(What needs to be done) Show every line of the records below that contains the word "prevented".

(Data shown)
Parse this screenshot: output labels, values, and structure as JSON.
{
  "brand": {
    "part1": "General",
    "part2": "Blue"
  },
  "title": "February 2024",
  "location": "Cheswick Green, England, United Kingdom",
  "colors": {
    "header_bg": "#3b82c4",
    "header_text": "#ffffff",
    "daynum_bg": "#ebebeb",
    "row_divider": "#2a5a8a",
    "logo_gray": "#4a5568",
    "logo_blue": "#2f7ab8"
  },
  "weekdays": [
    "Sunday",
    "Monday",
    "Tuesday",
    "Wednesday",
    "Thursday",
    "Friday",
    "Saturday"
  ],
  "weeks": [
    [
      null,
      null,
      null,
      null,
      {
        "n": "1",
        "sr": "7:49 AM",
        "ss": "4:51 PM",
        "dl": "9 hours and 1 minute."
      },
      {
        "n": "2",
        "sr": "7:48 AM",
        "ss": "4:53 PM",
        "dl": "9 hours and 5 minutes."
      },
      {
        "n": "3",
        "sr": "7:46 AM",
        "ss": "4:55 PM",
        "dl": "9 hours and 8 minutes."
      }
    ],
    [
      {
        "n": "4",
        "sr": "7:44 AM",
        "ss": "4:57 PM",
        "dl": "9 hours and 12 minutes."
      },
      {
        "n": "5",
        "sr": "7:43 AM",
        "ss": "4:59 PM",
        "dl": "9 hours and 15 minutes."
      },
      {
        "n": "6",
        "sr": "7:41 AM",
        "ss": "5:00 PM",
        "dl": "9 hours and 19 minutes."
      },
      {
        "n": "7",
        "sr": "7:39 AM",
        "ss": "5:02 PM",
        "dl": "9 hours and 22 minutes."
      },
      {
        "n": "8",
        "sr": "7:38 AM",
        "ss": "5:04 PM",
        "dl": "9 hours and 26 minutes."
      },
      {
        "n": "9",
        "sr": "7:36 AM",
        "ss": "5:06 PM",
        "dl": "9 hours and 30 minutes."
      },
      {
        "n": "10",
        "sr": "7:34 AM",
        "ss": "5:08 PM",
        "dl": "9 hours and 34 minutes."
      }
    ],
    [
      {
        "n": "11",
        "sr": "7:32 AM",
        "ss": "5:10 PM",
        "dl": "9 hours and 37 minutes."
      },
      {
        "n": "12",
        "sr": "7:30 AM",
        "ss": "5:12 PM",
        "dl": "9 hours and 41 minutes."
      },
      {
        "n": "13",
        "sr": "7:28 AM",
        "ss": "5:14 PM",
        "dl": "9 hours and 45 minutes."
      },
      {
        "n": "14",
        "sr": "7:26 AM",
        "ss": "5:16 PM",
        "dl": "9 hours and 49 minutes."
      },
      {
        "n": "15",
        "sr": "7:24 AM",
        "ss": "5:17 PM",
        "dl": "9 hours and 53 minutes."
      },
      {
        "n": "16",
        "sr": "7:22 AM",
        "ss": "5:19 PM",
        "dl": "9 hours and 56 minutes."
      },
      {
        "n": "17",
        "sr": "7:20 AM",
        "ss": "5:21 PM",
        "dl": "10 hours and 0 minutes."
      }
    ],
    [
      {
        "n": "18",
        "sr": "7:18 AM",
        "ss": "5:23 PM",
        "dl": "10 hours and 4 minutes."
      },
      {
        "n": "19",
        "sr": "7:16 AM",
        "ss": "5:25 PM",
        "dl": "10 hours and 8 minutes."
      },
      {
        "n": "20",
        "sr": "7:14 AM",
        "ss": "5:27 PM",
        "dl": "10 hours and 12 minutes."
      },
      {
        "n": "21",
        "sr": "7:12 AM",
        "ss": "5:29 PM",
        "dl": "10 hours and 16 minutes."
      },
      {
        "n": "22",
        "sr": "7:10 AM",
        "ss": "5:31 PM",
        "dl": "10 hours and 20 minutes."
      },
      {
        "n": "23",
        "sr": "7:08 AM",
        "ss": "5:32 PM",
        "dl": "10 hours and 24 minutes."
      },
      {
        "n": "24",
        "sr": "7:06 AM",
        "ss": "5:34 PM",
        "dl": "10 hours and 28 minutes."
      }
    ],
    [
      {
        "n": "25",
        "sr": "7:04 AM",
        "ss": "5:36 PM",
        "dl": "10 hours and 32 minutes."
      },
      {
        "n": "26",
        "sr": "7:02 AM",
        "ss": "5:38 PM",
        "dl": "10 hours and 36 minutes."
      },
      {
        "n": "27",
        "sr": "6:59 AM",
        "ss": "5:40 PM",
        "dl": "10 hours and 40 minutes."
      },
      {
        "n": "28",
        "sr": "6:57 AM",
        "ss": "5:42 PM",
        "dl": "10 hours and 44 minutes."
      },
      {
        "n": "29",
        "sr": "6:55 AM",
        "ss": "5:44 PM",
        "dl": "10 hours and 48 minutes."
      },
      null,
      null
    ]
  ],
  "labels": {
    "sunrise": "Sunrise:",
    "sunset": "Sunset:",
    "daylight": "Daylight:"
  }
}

--

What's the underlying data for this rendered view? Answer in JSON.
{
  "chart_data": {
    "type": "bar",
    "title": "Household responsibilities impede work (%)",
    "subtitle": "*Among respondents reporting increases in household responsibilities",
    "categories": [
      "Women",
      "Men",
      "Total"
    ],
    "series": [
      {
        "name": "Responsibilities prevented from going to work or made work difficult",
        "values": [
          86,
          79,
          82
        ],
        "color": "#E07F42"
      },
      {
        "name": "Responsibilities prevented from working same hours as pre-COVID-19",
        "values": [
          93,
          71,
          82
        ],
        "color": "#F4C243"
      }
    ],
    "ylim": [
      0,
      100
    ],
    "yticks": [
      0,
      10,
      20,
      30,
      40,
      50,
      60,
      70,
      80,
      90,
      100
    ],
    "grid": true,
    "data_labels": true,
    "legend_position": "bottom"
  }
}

(In response)
        "name": "Responsibilities prevented from going to work or made work difficult",
        "name": "Responsibilities prevented from working same hours as pre-COVID-19",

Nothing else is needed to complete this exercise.